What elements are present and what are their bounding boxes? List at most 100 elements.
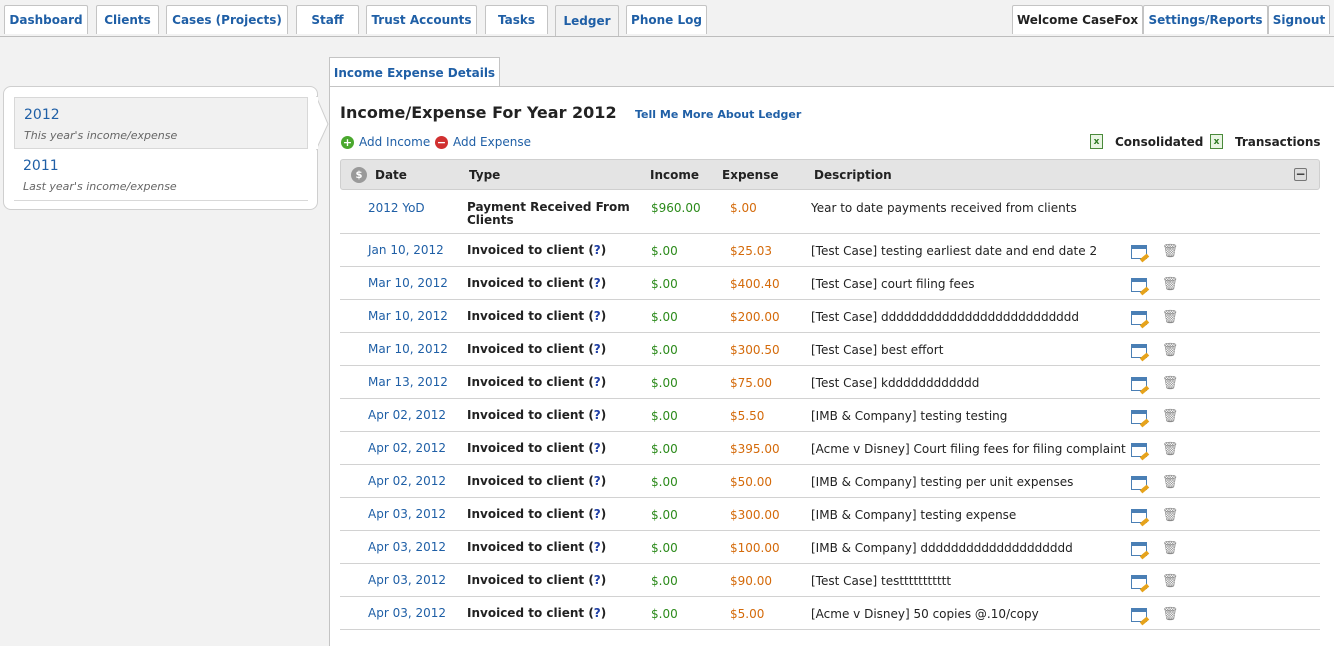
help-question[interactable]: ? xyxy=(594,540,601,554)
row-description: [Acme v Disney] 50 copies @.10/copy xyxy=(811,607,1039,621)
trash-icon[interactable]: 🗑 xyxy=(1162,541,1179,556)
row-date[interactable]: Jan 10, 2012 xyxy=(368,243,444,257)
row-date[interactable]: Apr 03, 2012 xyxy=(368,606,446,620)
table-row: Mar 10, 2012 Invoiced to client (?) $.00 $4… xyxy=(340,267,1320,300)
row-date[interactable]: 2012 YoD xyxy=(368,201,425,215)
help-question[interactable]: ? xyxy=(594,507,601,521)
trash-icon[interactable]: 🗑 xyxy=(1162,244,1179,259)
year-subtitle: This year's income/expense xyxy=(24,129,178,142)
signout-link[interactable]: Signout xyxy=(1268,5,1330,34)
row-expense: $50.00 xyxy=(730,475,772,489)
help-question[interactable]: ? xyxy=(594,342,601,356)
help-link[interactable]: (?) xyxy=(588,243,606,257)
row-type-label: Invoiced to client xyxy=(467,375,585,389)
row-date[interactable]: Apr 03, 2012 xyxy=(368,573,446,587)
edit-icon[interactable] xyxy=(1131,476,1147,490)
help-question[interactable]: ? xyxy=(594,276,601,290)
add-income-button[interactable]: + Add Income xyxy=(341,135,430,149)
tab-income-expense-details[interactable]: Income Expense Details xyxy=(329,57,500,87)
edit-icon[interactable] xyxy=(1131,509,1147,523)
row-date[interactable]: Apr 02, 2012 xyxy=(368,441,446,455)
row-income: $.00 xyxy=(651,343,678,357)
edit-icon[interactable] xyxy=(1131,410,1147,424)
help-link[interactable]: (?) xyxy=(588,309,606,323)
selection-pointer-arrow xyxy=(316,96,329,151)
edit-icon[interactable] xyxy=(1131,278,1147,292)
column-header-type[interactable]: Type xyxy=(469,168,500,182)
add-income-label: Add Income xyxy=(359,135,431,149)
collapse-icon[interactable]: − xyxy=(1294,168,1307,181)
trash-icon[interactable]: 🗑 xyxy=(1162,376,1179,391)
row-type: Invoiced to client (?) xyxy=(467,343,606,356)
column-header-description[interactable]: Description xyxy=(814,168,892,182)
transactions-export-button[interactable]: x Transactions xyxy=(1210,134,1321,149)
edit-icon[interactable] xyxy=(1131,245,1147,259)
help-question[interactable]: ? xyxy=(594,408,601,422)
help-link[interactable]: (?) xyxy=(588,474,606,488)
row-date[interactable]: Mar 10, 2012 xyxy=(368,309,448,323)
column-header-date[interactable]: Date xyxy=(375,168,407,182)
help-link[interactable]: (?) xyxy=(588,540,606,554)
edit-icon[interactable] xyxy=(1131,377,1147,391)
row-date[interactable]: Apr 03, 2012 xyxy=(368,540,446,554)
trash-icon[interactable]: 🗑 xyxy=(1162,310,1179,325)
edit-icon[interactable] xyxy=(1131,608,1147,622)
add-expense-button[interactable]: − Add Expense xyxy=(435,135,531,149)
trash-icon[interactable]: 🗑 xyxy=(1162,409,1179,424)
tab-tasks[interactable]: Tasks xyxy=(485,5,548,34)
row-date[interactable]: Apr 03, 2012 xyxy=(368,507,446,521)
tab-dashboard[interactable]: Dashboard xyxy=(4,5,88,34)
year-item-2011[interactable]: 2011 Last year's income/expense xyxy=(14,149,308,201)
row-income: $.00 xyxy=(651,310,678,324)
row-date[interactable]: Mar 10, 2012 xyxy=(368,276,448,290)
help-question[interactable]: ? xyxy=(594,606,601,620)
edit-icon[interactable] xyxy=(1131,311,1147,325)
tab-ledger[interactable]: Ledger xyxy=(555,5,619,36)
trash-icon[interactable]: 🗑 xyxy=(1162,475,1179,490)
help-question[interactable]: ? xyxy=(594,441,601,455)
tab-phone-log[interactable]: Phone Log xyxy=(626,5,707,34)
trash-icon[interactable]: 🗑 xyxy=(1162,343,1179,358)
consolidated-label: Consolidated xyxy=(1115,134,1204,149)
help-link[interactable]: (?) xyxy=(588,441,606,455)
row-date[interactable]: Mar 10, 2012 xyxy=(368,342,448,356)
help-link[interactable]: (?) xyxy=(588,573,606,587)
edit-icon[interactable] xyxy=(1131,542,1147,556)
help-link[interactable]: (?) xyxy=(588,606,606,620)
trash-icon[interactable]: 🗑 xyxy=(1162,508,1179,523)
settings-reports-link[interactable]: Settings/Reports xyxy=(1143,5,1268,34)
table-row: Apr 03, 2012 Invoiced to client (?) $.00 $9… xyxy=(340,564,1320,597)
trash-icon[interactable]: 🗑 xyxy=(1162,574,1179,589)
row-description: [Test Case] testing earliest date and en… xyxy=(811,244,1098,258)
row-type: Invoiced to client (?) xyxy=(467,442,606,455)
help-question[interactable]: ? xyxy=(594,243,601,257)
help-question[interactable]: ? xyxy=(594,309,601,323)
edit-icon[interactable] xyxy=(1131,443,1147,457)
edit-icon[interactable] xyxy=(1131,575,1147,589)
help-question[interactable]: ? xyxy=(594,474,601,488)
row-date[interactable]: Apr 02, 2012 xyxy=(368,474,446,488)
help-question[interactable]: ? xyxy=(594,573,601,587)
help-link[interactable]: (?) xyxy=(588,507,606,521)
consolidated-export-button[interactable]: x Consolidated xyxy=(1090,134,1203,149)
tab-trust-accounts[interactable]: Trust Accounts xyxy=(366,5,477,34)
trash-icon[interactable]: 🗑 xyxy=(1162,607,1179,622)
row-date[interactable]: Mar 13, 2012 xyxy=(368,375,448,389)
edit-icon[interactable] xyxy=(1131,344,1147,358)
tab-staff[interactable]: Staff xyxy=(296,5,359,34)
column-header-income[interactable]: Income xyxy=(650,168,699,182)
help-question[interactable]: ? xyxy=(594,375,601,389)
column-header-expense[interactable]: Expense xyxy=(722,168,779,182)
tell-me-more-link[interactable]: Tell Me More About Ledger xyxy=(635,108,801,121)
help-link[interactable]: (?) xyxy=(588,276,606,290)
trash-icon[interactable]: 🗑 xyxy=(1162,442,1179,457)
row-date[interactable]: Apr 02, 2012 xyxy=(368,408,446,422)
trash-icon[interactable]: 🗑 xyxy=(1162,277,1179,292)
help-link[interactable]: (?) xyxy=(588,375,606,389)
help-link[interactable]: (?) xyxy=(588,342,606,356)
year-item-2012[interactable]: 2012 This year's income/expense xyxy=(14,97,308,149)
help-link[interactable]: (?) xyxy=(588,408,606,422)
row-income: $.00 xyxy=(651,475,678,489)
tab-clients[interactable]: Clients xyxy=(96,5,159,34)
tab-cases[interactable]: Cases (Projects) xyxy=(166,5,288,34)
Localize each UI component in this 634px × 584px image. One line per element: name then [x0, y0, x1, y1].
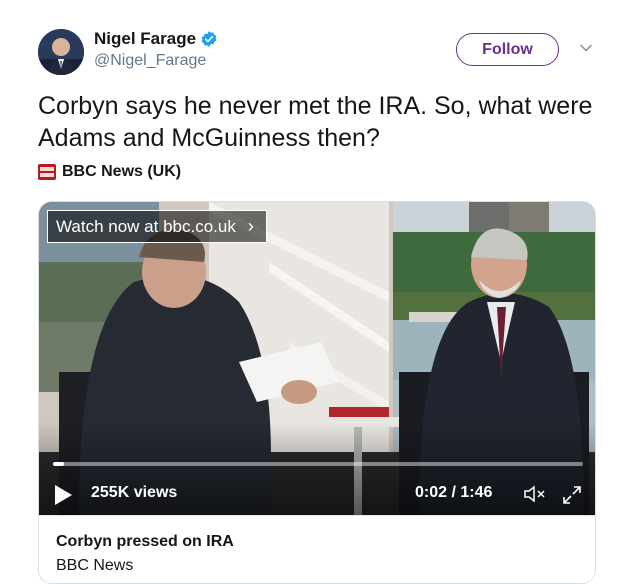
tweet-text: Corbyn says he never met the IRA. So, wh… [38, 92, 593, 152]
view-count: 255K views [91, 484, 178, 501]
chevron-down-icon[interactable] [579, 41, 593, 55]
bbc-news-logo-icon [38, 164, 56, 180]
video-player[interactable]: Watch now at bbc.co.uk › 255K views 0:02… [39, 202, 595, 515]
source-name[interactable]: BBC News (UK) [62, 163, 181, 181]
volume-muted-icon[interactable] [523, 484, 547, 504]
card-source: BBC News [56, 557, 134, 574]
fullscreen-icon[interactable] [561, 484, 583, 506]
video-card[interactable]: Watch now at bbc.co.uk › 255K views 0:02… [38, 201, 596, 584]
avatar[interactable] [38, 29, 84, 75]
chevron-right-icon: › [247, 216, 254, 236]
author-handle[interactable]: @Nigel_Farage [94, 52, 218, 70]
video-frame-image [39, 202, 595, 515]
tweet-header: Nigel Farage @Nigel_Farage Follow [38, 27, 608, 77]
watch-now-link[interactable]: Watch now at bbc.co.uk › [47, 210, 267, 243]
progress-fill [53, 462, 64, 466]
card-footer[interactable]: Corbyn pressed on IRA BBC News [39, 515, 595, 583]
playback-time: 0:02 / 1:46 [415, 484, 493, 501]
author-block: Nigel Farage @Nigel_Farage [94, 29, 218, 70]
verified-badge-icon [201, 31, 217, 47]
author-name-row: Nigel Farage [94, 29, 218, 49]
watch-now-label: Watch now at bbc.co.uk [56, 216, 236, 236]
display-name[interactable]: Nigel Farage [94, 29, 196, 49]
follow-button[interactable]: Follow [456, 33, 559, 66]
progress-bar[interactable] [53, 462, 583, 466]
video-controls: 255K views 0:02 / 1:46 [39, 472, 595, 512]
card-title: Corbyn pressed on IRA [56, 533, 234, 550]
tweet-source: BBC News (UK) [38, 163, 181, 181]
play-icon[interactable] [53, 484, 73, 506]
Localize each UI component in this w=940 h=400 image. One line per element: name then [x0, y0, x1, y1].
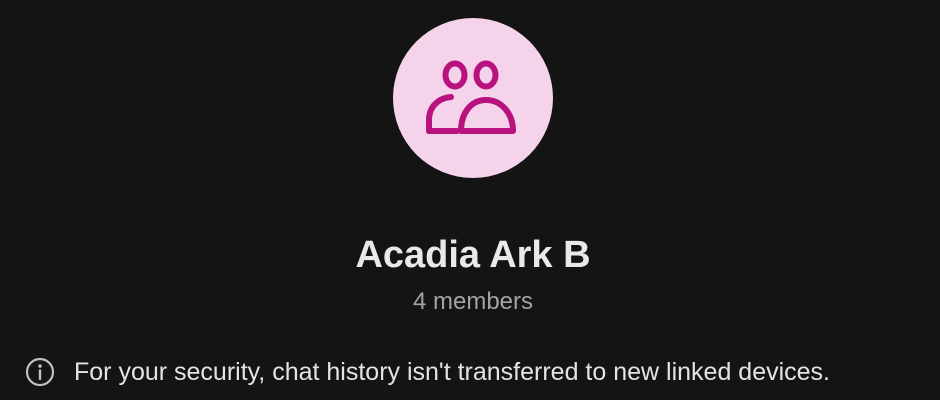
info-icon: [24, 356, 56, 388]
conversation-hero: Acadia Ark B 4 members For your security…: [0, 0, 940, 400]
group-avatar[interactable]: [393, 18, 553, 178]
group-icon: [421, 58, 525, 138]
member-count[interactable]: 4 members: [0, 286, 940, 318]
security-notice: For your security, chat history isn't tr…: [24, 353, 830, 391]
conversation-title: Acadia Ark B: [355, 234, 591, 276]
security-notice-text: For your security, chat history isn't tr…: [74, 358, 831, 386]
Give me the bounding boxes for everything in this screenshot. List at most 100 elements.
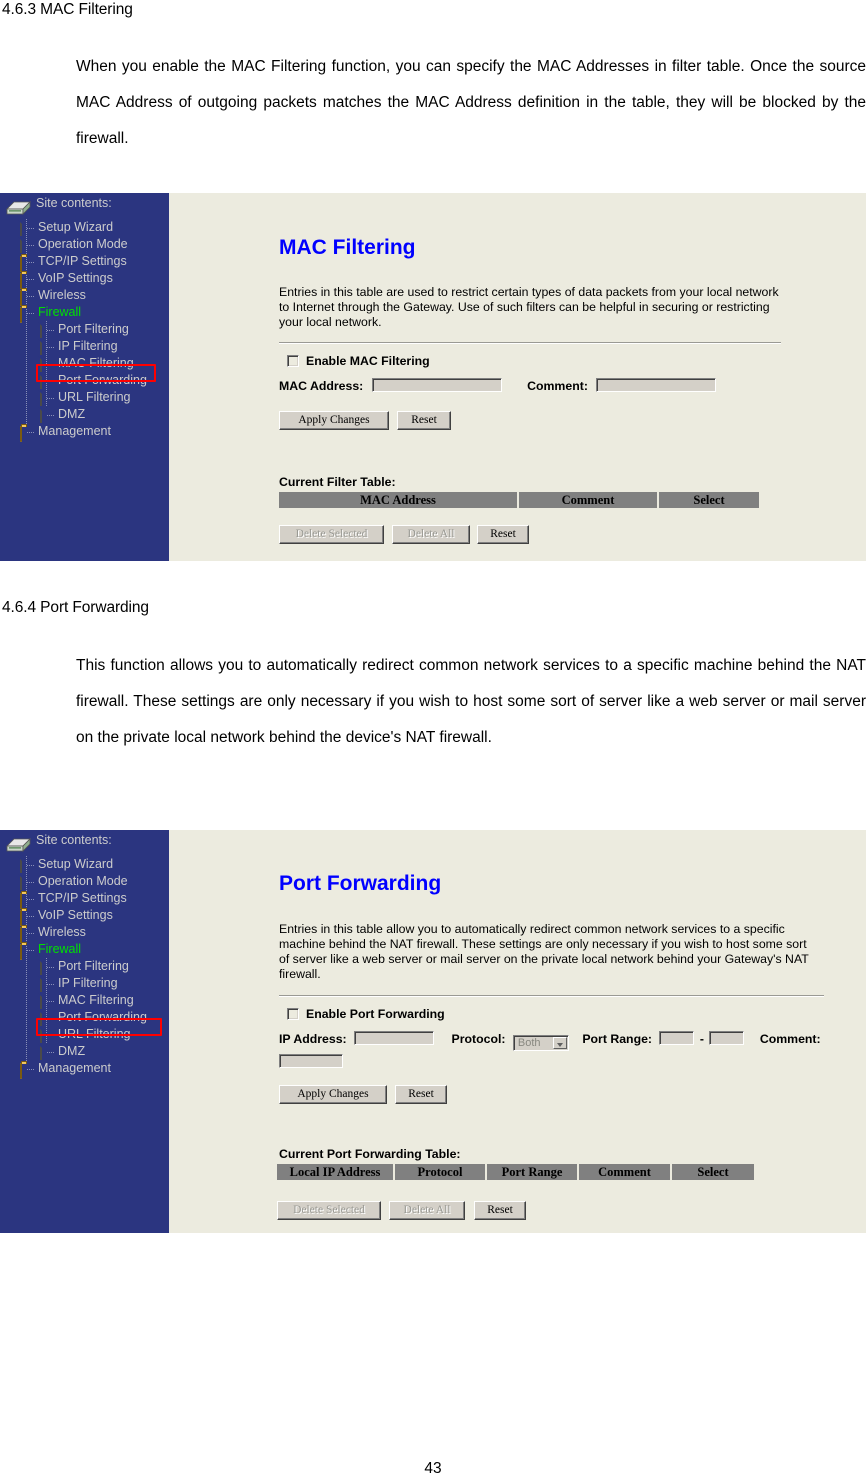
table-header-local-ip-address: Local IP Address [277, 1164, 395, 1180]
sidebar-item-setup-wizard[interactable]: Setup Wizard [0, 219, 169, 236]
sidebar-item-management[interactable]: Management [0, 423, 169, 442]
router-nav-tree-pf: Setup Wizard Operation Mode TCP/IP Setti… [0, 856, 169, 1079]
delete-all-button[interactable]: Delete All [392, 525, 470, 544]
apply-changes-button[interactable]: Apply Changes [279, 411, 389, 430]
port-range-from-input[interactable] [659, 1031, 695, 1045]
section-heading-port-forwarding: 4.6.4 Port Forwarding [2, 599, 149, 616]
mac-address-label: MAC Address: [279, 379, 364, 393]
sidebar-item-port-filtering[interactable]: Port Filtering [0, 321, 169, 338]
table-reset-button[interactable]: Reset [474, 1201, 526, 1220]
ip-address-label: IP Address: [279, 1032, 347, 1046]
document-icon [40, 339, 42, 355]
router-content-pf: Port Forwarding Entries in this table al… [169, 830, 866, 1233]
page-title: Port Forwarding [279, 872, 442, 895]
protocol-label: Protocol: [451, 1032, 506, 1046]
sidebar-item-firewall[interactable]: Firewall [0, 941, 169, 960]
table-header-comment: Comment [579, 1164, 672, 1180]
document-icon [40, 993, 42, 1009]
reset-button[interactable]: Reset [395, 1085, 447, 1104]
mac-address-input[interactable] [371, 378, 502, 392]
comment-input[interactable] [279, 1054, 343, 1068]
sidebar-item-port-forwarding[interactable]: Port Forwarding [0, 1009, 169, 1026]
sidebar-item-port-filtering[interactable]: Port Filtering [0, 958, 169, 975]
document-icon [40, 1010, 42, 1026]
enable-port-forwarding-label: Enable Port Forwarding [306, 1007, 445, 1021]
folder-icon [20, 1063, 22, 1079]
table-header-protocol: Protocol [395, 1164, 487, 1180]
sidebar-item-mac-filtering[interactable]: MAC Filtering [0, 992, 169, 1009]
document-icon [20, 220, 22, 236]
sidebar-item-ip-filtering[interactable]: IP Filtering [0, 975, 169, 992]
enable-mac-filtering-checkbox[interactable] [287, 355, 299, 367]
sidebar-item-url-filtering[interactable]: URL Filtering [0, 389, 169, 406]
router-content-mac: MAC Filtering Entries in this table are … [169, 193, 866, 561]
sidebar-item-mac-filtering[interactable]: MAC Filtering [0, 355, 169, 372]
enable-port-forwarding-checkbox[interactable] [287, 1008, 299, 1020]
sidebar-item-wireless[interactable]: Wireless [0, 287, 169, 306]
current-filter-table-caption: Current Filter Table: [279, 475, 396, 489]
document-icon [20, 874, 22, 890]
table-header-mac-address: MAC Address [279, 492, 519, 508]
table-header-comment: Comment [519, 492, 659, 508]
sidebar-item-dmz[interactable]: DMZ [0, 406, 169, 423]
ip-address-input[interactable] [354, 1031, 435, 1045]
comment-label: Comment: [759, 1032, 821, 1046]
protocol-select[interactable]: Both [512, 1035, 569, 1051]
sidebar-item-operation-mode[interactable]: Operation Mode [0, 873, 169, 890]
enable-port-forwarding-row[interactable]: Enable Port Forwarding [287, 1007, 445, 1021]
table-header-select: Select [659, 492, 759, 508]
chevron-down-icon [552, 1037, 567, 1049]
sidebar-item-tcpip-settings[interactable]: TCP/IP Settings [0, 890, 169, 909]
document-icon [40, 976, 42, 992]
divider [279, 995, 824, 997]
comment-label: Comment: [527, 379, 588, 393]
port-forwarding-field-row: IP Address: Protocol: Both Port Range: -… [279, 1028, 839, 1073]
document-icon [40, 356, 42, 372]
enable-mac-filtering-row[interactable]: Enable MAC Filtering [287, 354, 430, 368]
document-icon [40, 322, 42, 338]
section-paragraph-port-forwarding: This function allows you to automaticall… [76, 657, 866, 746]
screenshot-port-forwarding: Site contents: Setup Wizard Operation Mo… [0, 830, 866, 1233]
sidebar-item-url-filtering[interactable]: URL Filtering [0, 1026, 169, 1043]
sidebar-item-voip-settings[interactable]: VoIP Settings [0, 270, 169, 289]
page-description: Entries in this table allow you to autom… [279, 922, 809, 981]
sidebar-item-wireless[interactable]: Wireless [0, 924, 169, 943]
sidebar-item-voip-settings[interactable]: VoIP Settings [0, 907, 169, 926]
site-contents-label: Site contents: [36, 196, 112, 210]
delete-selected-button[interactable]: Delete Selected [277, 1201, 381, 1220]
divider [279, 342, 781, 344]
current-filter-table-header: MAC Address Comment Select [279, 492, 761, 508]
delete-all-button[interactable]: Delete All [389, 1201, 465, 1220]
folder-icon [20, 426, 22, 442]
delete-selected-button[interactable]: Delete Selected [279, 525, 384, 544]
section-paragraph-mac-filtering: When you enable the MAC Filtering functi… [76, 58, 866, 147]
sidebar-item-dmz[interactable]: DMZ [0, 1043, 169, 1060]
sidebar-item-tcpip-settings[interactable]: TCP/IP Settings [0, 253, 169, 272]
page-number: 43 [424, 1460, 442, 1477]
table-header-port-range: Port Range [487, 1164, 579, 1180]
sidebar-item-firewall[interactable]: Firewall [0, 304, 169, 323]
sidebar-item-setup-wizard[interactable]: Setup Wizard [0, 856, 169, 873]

TO BE DONE:
Put the lines from the line with "help-question[interactable]: ? xyxy=(594,540,601,554)" to the line with "collapse-icon[interactable]: − xyxy=(1294,168,1307,181)" in the items above into a JSON list of strings, one string per line, including both end lines and leaving out any blank lines.

WRITTEN SOLUTION:
[
  "help-question[interactable]: ? xyxy=(594,540,601,554)",
  "row-description: [Acme v Disney] 50 copies @.10/copy xyxy=(811,607,1039,621)",
  "trash-icon[interactable]: 🗑 xyxy=(1162,541,1179,556)",
  "row-date[interactable]: Jan 10, 2012 xyxy=(368,243,444,257)",
  "row-date[interactable]: Apr 03, 2012 xyxy=(368,606,446,620)",
  "table-row: Mar 10, 2012 Invoiced to client (?) $.00 $4… xyxy=(340,267,1320,300)",
  "row-date[interactable]: 2012 YoD xyxy=(368,201,425,215)",
  "help-question[interactable]: ? xyxy=(594,507,601,521)",
  "trash-icon[interactable]: 🗑 xyxy=(1162,244,1179,259)",
  "year-subtitle: This year's income/expense xyxy=(24,129,178,142)",
  "signout-link[interactable]: Signout xyxy=(1268,5,1330,34)",
  "row-expense: $50.00 xyxy=(730,475,772,489)",
  "help-question[interactable]: ? xyxy=(594,342,601,356)",
  "help-link[interactable]: (?) xyxy=(588,243,606,257)",
  "row-type-label: Invoiced to client xyxy=(467,375,585,389)",
  "row-date[interactable]: Apr 03, 2012 xyxy=(368,573,446,587)",
  "edit-icon[interactable] xyxy=(1131,476,1147,490)",
  "help-question[interactable]: ? xyxy=(594,276,601,290)",
  "add-income-button[interactable]: + Add Income xyxy=(341,135,430,149)",
  "tab-income-expense-details[interactable]: Income Expense Details xyxy=(329,57,500,87)",
  "edit-icon[interactable] xyxy=(1131,509,1147,523)",
  "row-date[interactable]: Apr 02, 2012 xyxy=(368,441,446,455)",
  "row-income: $.00 xyxy=(651,343,678,357)",
  "edit-icon[interactable] xyxy=(1131,410,1147,424)",
  "help-link[interactable]: (?) xyxy=(588,309,606,323)",
  "selection-pointer-arrow xyxy=(316,96,329,151)",
  "edit-icon[interactable] xyxy=(1131,278,1147,292)",
  "column-header-type[interactable]: Type xyxy=(469,168,500,182)",
  "add-income-label: Add Income xyxy=(359,135,431,149)",
  "collapse-icon[interactable]: − xyxy=(1294,168,1307,181)"
]